[The problem] Set down the entries word for word, starting with the first line and ending with the line that contains "420, 119, 450]", and include that line.

[Dataset items]
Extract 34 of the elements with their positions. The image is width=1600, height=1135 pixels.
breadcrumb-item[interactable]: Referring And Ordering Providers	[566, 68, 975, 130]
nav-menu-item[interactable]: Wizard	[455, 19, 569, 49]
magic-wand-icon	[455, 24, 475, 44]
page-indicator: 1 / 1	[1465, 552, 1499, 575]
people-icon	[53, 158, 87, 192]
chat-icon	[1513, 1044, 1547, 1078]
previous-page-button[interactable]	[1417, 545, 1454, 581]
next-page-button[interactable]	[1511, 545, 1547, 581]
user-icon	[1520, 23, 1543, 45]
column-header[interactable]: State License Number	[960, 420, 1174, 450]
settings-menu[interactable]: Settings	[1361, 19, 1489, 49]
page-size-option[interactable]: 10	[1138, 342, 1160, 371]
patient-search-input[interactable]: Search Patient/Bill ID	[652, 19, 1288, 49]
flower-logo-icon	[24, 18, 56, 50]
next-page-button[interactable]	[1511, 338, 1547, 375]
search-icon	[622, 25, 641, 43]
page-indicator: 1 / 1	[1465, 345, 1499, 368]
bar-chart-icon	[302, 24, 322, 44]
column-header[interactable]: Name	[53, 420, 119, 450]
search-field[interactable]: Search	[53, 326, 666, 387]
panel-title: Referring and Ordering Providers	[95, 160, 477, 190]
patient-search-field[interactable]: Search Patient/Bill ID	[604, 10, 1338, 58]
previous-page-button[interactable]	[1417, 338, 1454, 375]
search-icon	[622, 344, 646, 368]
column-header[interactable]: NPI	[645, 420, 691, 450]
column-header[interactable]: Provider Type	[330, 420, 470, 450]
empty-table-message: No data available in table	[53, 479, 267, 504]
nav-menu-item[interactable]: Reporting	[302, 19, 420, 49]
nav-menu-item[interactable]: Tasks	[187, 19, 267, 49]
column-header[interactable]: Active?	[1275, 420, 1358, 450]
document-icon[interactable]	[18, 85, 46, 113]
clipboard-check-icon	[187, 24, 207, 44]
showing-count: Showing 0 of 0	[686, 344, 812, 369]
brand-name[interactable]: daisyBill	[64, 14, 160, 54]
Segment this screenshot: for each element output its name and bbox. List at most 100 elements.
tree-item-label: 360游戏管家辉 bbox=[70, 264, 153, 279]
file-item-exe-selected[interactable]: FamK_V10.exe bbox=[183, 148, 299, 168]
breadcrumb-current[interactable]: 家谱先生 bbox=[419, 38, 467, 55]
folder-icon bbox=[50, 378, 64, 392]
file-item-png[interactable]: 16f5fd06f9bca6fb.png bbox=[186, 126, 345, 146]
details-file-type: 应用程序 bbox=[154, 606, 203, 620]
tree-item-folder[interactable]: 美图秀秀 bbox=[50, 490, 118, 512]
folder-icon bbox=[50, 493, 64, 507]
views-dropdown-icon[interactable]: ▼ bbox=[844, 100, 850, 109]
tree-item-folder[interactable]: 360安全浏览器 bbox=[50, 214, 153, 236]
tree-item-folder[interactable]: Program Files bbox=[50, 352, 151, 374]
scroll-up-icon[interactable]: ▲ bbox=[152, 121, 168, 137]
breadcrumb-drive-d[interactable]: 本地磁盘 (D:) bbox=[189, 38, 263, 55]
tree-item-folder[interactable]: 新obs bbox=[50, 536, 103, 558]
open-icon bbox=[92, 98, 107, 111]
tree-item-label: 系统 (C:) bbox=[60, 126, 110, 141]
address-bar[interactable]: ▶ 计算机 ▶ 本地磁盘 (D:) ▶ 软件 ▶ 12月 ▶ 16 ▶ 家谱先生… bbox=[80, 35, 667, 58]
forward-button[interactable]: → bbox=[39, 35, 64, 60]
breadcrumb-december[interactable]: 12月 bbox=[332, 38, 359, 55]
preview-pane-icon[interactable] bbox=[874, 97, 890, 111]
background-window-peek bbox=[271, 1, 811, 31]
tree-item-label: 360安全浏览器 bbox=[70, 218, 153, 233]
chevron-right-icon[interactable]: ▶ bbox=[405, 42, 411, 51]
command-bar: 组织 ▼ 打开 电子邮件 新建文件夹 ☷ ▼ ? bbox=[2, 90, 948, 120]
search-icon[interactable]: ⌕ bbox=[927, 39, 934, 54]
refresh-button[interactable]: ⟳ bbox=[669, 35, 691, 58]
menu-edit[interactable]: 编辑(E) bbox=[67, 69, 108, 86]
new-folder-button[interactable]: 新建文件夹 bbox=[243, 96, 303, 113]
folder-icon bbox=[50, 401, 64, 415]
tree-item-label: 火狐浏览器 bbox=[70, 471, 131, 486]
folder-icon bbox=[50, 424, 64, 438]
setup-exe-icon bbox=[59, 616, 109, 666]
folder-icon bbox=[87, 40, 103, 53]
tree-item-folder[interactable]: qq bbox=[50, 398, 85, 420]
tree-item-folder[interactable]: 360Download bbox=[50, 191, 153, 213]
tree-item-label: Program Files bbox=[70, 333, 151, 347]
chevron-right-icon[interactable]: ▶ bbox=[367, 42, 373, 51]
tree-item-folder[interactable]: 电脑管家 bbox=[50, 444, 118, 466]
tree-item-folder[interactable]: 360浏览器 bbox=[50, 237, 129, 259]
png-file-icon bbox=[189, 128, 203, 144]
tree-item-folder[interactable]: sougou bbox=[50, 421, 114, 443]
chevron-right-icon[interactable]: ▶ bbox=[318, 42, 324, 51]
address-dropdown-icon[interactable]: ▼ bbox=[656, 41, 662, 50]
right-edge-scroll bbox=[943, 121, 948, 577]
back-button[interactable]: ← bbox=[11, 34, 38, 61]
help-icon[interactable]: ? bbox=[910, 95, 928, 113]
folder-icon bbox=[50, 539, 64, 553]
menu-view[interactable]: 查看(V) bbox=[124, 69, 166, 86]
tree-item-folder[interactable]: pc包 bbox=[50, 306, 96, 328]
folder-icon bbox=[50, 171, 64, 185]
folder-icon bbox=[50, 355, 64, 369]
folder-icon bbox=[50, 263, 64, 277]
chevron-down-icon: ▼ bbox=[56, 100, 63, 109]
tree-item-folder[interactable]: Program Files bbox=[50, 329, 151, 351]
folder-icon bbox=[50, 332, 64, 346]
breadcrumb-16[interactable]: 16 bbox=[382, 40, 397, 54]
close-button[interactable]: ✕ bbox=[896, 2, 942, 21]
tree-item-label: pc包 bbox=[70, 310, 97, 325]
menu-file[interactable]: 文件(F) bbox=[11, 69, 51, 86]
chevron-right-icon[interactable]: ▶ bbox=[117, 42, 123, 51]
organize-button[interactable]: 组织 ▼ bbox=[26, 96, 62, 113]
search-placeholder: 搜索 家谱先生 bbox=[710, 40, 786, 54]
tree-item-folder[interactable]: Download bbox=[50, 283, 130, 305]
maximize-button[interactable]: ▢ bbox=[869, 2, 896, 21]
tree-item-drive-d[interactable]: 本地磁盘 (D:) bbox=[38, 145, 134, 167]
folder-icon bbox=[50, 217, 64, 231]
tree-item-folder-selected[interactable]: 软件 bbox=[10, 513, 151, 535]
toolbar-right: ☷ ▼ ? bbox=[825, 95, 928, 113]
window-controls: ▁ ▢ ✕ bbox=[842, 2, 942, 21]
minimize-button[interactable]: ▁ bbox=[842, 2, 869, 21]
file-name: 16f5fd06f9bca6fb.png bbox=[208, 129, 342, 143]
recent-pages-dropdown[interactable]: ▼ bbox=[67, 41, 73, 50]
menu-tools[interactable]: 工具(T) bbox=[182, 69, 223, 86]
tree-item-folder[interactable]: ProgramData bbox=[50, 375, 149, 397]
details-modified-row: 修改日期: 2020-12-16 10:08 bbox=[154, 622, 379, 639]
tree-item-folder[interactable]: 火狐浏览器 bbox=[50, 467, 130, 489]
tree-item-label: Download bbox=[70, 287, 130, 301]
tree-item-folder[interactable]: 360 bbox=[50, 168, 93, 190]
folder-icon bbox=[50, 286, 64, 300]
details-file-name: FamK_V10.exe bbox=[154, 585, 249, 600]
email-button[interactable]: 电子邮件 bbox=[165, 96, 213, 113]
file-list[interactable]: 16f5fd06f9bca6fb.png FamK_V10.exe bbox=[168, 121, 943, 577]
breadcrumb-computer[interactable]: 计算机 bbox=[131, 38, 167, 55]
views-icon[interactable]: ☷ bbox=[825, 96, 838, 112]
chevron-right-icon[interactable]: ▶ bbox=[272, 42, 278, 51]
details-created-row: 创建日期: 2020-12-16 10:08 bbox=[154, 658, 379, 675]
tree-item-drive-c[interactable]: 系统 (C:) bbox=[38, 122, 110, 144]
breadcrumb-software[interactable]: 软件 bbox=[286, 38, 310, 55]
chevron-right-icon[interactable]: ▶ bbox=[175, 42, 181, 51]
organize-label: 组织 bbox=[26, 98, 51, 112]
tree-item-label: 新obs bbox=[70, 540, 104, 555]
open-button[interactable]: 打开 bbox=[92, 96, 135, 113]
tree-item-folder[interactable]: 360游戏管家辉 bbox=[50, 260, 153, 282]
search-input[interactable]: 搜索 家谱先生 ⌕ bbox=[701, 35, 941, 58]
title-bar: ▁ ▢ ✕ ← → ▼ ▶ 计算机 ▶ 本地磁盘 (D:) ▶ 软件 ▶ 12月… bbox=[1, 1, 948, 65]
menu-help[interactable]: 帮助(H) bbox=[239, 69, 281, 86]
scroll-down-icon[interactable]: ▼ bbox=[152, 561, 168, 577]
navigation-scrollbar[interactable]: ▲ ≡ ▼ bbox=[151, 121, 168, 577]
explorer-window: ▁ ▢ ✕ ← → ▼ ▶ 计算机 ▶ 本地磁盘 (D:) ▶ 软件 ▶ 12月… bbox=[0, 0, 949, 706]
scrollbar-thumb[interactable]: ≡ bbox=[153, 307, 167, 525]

[Expected answer]
Extract 34 of the elements with their positions. The image is width=1600, height=1135 pixels.
breadcrumb-item[interactable]: Referring And Ordering Providers	[566, 68, 975, 130]
nav-menu-item[interactable]: Wizard	[455, 19, 569, 49]
magic-wand-icon	[455, 24, 475, 44]
page-indicator: 1 / 1	[1465, 552, 1499, 575]
people-icon	[53, 158, 87, 192]
chat-icon	[1513, 1044, 1547, 1078]
previous-page-button[interactable]	[1417, 545, 1454, 581]
next-page-button[interactable]	[1511, 545, 1547, 581]
user-icon	[1520, 23, 1543, 45]
column-header[interactable]: State License Number	[960, 420, 1174, 450]
settings-menu[interactable]: Settings	[1361, 19, 1489, 49]
page-size-option[interactable]: 10	[1138, 342, 1160, 371]
patient-search-input[interactable]: Search Patient/Bill ID	[652, 19, 1288, 49]
flower-logo-icon	[24, 18, 56, 50]
next-page-button[interactable]	[1511, 338, 1547, 375]
search-icon	[622, 25, 641, 43]
page-indicator: 1 / 1	[1465, 345, 1499, 368]
bar-chart-icon	[302, 24, 322, 44]
column-header[interactable]: Name	[53, 420, 119, 450]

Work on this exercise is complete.